### TASK DETAILS
Copy the data exactly as it appears, and do not include any pictures.

### DATASET RECORDS
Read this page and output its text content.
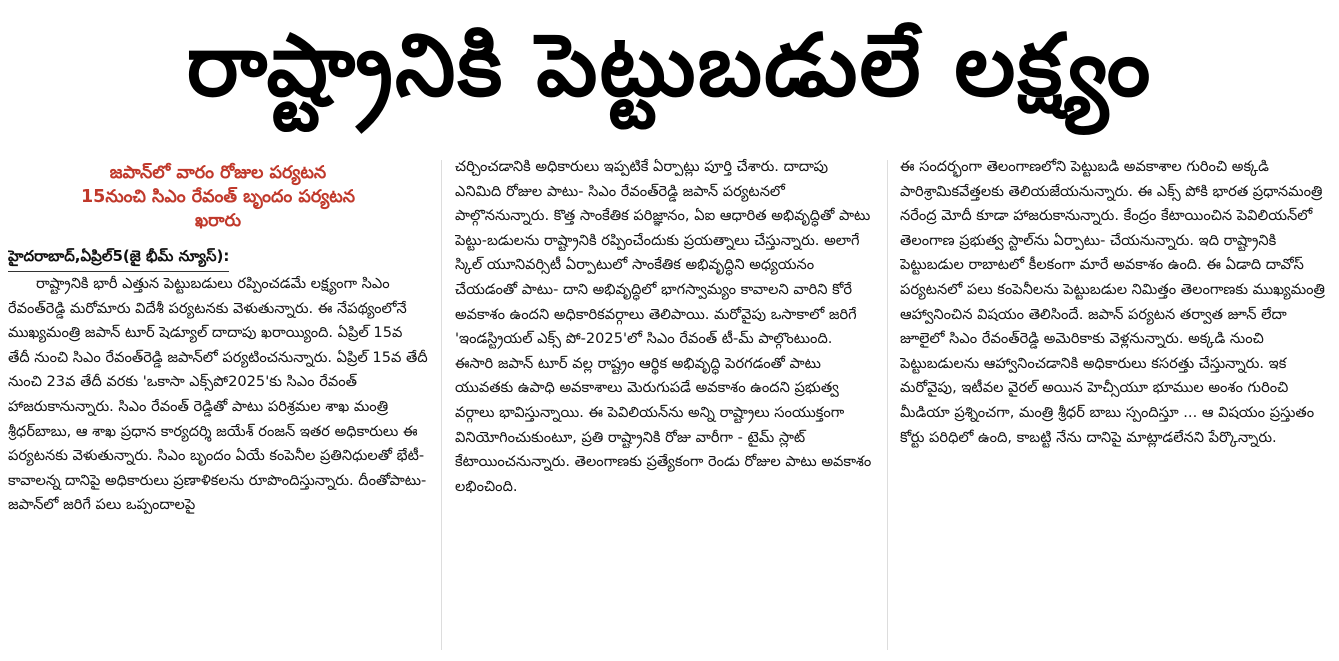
రాష్ట్రానికి పెట్టుబడులే లక్ష్యం
జపాన్‌లో వారం రోజుల పర్యటన
15నుంచి సిఎం రేవంత్‌ బృందం పర్యటన
ఖరారు
హైదరాబాద్‌,ఏప్రిల్‌5(జై భీమ్‌ న్యూస్‌):

రాష్ట్రానికి భారీ ఎత్తున పెట్టుబడులు రప్పించడమే లక్ష్యంగా సిఎం రేవంత్‌రెడ్డి మరోమారు విదేశీ పర్యటనకు వెళుతున్నారు. ఈ నేపథ్యంలోనే ముఖ్యమంత్రి జపాన్‌ టూర్‌ షెడ్యూల్‌ దాదాపు ఖరాయ్యింది. ఏప్రిల్‌ 15వ తేదీ నుంచి సిఎం రేవంత్‌రెడ్డి జపాన్‌లో పర్యటించనున్నారు. ఏప్రిల్‌ 15వ తేదీ నుంచి 23వ తేదీ వరకు 'ఒకాసా ఎక్స్‌పో2025'కు సిఎం రేవంత్‌ హాజరుకానున్నారు. సిఎం రేవంత్‌ రెడ్డితో పాటు పరిశ్రమల శాఖ మంత్రి శ్రీధర్‌బాబు, ఆ శాఖ ప్రధాన కార్యదర్శి జయేశ్‌ రంజన్‌ ఇతర అధికారులు ఈ పర్యటనకు వెళుతున్నారు. సిఎం బృందం ఏయే కంపెనీల ప్రతినిధులతో భేటీ- కావాలన్న దానిపై అధికారులు ప్రణాళికలను రూపొందిస్తున్నారు. దీంతోపాటు- జపాన్‌లో జరిగే పలు ఒప్పందాలపై

చర్చించడానికి అధికారులు ఇప్పటికే ఏర్పాట్లు పూర్తి చేశారు. దాదాపు ఎనిమిది రోజుల పాటు- సిఎం రేవంత్‌రెడ్డి జపాన్‌ పర్యటనలో పాల్గొననున్నారు. కొత్త సాంకేతిక పరిజ్ఞానం, ఏఐ ఆధారిత అభివృద్ధితో పాటు పెట్టు-బడులను రాష్ట్రానికి రప్పించేందుకు ప్రయత్నాలు చేస్తున్నారు. అలాగే స్కిల్‌ యూనివర్సిటీ ఏర్పాటులో సాంకేతిక అభివృద్ధిని అధ్యయనం చేయడంతో పాటు- దాని అభివృద్ధిలో భాగస్వామ్యం కావాలని వారిని కోరే అవకాశం ఉందని అధికారికవర్గాలు తెలిపాయి. మరోవైపు ఒసాకాలో జరిగే 'ఇండస్ట్రియల్‌ ఎక్స్‌ పో-2025'లో సిఎం రేవంత్‌ టీ-మ్‌ పాల్గొంటుంది. ఈసారి జపాన్‌ టూర్‌ వల్ల రాష్ట్రం ఆర్థిక అభివృద్ధి పెరగడంతో పాటు యువతకు ఉపాధి అవకాశాలు మెరుగుపడే అవకాశం ఉందని ప్రభుత్వ వర్గాలు భావిస్తున్నాయి. ఈ పెవిలియన్‌ను అన్ని రాష్ట్రాలు సంయుక్తంగా వినియోగించుకుంటూ, ప్రతి రాష్ట్రానికి రోజు వారీగా - టైమ్‌ స్లాట్‌ కేటాయించనున్నారు. తెలంగాణకు ప్రత్యేకంగా రెండు రోజుల పాటు అవకాశం లభించింది.

ఈ సందర్భంగా తెలంగాణలోని పెట్టుబడి అవకాశాల గురించి అక్కడి పారిశ్రామికవేత్తలకు తెలియజేయనున్నారు. ఈ ఎక్స్‌ పోకి భారత ప్రధానమంత్రి నరేంద్ర మోదీ కూడా హాజరుకానున్నారు. కేంద్రం కేటాయించిన పెవిలియన్‌లో తెలంగాణ ప్రభుత్వ స్టాల్‌ను ఏర్పాటు- చేయనున్నారు. ఇది రాష్ట్రానికి పెట్టుబడుల రాబాటలో కీలకంగా మారే అవకాశం ఉంది. ఈ ఏడాది దావోస్‌ పర్యటనలో పలు కంపెనీలను పెట్టుబడుల నిమిత్తం తెలంగాణకు ముఖ్యమంత్రి ఆహ్వానించిన విషయం తెలిసిందే. జపాన్‌ పర్యటన తర్వాత జూన్‌ లేదా జూలైలో సిఎం రేవంత్‌రెడ్డి అమెరికాకు వెళ్లనున్నారు. అక్కడి నుంచి పెట్టుబడులను ఆహ్వానించడానికి అధికారులు కసరత్తు చేస్తున్నారు. ఇక మరోవైపు, ఇటీవల వైరల్‌ అయిన హెచ్సీయూ భూముల అంశం గురించి మీడియా ప్రశ్నించగా, మంత్రి శ్రీధర్‌ బాబు స్పందిస్తూ ... ఆ విషయం ప్రస్తుతం కోర్టు పరిధిలో ఉంది, కాబట్టి నేను దానిపై మాట్లాడలేనని పేర్కొన్నారు.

### TASK SOLUTION
Read this page and output its text content.
రాష్ట్రానికి పెట్టుబడులే లక్ష్యం
జపాన్‌లో వారం రోజుల పర్యటన
15నుంచి సిఎం రేవంత్‌ బృందం పర్యటన
ఖరారు
హైదరాబాద్‌,ఏప్రిల్‌5(జై భీమ్‌ న్యూస్‌):

రాష్ట్రానికి భారీ ఎత్తున పెట్టుబడులు రప్పించడమే లక్ష్యంగా సిఎం రేవంత్‌రెడ్డి మరోమారు విదేశీ పర్యటనకు వెళుతున్నారు. ఈ నేపథ్యంలోనే ముఖ్యమంత్రి జపాన్‌ టూర్‌ షెడ్యూల్‌ దాదాపు ఖరాయ్యింది. ఏప్రిల్‌ 15వ తేదీ నుంచి సిఎం రేవంత్‌రెడ్డి జపాన్‌లో పర్యటించనున్నారు. ఏప్రిల్‌ 15వ తేదీ నుంచి 23వ తేదీ వరకు 'ఒకాసా ఎక్స్‌పో2025'కు సిఎం రేవంత్‌ హాజరుకానున్నారు. సిఎం రేవంత్‌ రెడ్డితో పాటు పరిశ్రమల శాఖ మంత్రి శ్రీధర్‌బాబు, ఆ శాఖ ప్రధాన కార్యదర్శి జయేశ్‌ రంజన్‌ ఇతర అధికారులు ఈ పర్యటనకు వెళుతున్నారు. సిఎం బృందం ఏయే కంపెనీల ప్రతినిధులతో భేటీ- కావాలన్న దానిపై అధికారులు ప్రణాళికలను రూపొందిస్తున్నారు. దీంతోపాటు- జపాన్‌లో జరిగే పలు ఒప్పందాలపై

చర్చించడానికి అధికారులు ఇప్పటికే ఏర్పాట్లు పూర్తి చేశారు. దాదాపు ఎనిమిది రోజుల పాటు- సిఎం రేవంత్‌రెడ్డి జపాన్‌ పర్యటనలో పాల్గొననున్నారు. కొత్త సాంకేతిక పరిజ్ఞానం, ఏఐ ఆధారిత అభివృద్ధితో పాటు పెట్టు-బడులను రాష్ట్రానికి రప్పించేందుకు ప్రయత్నాలు చేస్తున్నారు. అలాగే స్కిల్‌ యూనివర్సిటీ ఏర్పాటులో సాంకేతిక అభివృద్ధిని అధ్యయనం చేయడంతో పాటు- దాని అభివృద్ధిలో భాగస్వామ్యం కావాలని వారిని కోరే అవకాశం ఉందని అధికారికవర్గాలు తెలిపాయి. మరోవైపు ఒసాకాలో జరిగే 'ఇండస్ట్రియల్‌ ఎక్స్‌ పో-2025'లో సిఎం రేవంత్‌ టీ-మ్‌ పాల్గొంటుంది. ఈసారి జపాన్‌ టూర్‌ వల్ల రాష్ట్రం ఆర్థిక అభివృద్ధి పెరగడంతో పాటు యువతకు ఉపాధి అవకాశాలు మెరుగుపడే అవకాశం ఉందని ప్రభుత్వ వర్గాలు భావిస్తున్నాయి. ఈ పెవిలియన్‌ను అన్ని రాష్ట్రాలు సంయుక్తంగా వినియోగించుకుంటూ, ప్రతి రాష్ట్రానికి రోజు వారీగా - టైమ్‌ స్లాట్‌ కేటాయించనున్నారు. తెలంగాణకు ప్రత్యేకంగా రెండు రోజుల పాటు అవకాశం లభించింది.

ఈ సందర్భంగా తెలంగాణలోని పెట్టుబడి అవకాశాల గురించి అక్కడి పారిశ్రామికవేత్తలకు తెలియజేయనున్నారు. ఈ ఎక్స్‌ పోకి భారత ప్రధానమంత్రి నరేంద్ర మోదీ కూడా హాజరుకానున్నారు. కేంద్రం కేటాయించిన పెవిలియన్‌లో తెలంగాణ ప్రభుత్వ స్టాల్‌ను ఏర్పాటు- చేయనున్నారు. ఇది రాష్ట్రానికి పెట్టుబడుల రాబాటలో కీలకంగా మారే అవకాశం ఉంది. ఈ ఏడాది దావోస్‌ పర్యటనలో పలు కంపెనీలను పెట్టుబడుల నిమిత్తం తెలంగాణకు ముఖ్యమంత్రి ఆహ్వానించిన విషయం తెలిసిందే. జపాన్‌ పర్యటన తర్వాత జూన్‌ లేదా జూలైలో సిఎం రేవంత్‌రెడ్డి అమెరికాకు వెళ్లనున్నారు. అక్కడి నుంచి పెట్టుబడులను ఆహ్వానించడానికి అధికారులు కసరత్తు చేస్తున్నారు. ఇక మరోవైపు, ఇటీవల వైరల్‌ అయిన హెచ్సీయూ భూముల అంశం గురించి మీడియా ప్రశ్నించగా, మంత్రి శ్రీధర్‌ బాబు స్పందిస్తూ ... ఆ విషయం ప్రస్తుతం కోర్టు పరిధిలో ఉంది, కాబట్టి నేను దానిపై మాట్లాడలేనని పేర్కొన్నారు.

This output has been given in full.